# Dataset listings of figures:
---------------

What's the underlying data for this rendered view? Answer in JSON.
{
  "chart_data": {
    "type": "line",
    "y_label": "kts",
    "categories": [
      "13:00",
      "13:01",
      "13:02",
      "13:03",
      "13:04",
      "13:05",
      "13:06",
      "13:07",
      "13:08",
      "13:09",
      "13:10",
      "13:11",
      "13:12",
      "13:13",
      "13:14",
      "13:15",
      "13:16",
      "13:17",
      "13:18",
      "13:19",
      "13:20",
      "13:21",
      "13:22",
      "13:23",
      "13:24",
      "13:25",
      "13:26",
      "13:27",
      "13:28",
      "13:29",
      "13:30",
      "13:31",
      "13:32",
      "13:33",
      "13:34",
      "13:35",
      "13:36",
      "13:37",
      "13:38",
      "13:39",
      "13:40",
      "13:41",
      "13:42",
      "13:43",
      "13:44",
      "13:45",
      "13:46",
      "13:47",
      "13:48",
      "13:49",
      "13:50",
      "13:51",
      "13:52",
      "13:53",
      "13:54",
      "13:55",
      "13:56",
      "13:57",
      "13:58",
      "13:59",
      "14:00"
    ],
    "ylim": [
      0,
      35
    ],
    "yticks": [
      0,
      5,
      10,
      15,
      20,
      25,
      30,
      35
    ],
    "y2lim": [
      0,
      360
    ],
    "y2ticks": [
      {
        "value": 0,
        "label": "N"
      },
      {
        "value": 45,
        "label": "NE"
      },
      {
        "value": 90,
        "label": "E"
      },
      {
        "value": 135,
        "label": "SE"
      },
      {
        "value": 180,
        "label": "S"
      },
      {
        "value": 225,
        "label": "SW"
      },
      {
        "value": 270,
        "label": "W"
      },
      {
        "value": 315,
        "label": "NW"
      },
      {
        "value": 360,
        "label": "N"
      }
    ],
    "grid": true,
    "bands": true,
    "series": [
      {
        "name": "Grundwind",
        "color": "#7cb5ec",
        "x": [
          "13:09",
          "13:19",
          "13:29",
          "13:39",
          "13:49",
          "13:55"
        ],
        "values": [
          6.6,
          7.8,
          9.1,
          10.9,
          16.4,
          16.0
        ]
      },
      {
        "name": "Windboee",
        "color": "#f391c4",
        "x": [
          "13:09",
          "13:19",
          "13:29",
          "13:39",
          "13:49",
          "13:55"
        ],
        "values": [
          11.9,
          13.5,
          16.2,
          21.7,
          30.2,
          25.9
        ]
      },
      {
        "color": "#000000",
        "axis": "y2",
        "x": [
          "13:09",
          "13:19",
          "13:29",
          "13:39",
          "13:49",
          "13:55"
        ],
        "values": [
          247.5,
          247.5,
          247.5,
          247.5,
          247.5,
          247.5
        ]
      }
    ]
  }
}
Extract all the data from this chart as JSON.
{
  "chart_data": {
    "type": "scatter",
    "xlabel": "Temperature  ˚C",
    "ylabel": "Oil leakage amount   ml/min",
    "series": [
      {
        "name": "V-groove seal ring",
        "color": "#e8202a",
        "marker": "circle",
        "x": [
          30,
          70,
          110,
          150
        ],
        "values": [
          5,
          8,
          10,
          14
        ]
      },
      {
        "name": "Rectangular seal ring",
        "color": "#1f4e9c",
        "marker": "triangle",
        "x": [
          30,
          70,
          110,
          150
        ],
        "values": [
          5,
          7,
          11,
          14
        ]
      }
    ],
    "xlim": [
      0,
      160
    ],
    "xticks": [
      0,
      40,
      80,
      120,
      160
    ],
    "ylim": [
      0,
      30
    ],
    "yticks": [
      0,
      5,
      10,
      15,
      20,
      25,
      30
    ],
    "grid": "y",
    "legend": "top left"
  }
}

---------------

# WRITTEN INSTRUCTION:
Copy out every entry again, exactly as it was given.

# COMPLETE RESPONSE:
What's the underlying data for this rendered view? Answer in JSON.
{
  "chart_data": {
    "type": "line",
    "y_label": "kts",
    "categories": [
      "13:00",
      "13:01",
      "13:02",
      "13:03",
      "13:04",
      "13:05",
      "13:06",
      "13:07",
      "13:08",
      "13:09",
      "13:10",
      "13:11",
      "13:12",
      "13:13",
      "13:14",
      "13:15",
      "13:16",
      "13:17",
      "13:18",
      "13:19",
      "13:20",
      "13:21",
      "13:22",
      "13:23",
      "13:24",
      "13:25",
      "13:26",
      "13:27",
      "13:28",
      "13:29",
      "13:30",
      "13:31",
      "13:32",
      "13:33",
      "13:34",
      "13:35",
      "13:36",
      "13:37",
      "13:38",
      "13:39",
      "13:40",
      "13:41",
      "13:42",
      "13:43",
      "13:44",
      "13:45",
      "13:46",
      "13:47",
      "13:48",
      "13:49",
      "13:50",
      "13:51",
      "13:52",
      "13:53",
      "13:54",
      "13:55",
      "13:56",
      "13:57",
      "13:58",
      "13:59",
      "14:00"
    ],
    "ylim": [
      0,
      35
    ],
    "yticks": [
      0,
      5,
      10,
      15,
      20,
      25,
      30,
      35
    ],
    "y2lim": [
      0,
      360
    ],
    "y2ticks": [
      {
        "value": 0,
        "label": "N"
      },
      {
        "value": 45,
        "label": "NE"
      },
      {
        "value": 90,
        "label": "E"
      },
      {
        "value": 135,
        "label": "SE"
      },
      {
        "value": 180,
        "label": "S"
      },
      {
        "value": 225,
        "label": "SW"
      },
      {
        "value": 270,
        "label": "W"
      },
      {
        "value": 315,
        "label": "NW"
      },
      {
        "value": 360,
        "label": "N"
      }
    ],
    "grid": true,
    "bands": true,
    "series": [
      {
        "name": "Grundwind",
        "color": "#7cb5ec",
        "x": [
          "13:09",
          "13:19",
          "13:29",
          "13:39",
          "13:49",
          "13:55"
        ],
        "values": [
          6.6,
          7.8,
          9.1,
          10.9,
          16.4,
          16.0
        ]
      },
      {
        "name": "Windboee",
        "color": "#f391c4",
        "x": [
          "13:09",
          "13:19",
          "13:29",
          "13:39",
          "13:49",
          "13:55"
        ],
        "values": [
          11.9,
          13.5,
          16.2,
          21.7,
          30.2,
          25.9
        ]
      },
      {
        "color": "#000000",
        "axis": "y2",
        "x": [
          "13:09",
          "13:19",
          "13:29",
          "13:39",
          "13:49",
          "13:55"
        ],
        "values": [
          247.5,
          247.5,
          247.5,
          247.5,
          247.5,
          247.5
        ]
      }
    ]
  }
}
Extract all the data from this chart as JSON.
{
  "chart_data": {
    "type": "scatter",
    "xlabel": "Temperature  ˚C",
    "ylabel": "Oil leakage amount   ml/min",
    "series": [
      {
        "name": "V-groove seal ring",
        "color": "#e8202a",
        "marker": "circle",
        "x": [
          30,
          70,
          110,
          150
        ],
        "values": [
          5,
          8,
          10,
          14
        ]
      },
      {
        "name": "Rectangular seal ring",
        "color": "#1f4e9c",
        "marker": "triangle",
        "x": [
          30,
          70,
          110,
          150
        ],
        "values": [
          5,
          7,
          11,
          14
        ]
      }
    ],
    "xlim": [
      0,
      160
    ],
    "xticks": [
      0,
      40,
      80,
      120,
      160
    ],
    "ylim": [
      0,
      30
    ],
    "yticks": [
      0,
      5,
      10,
      15,
      20,
      25,
      30
    ],
    "grid": "y",
    "legend": "top left"
  }
}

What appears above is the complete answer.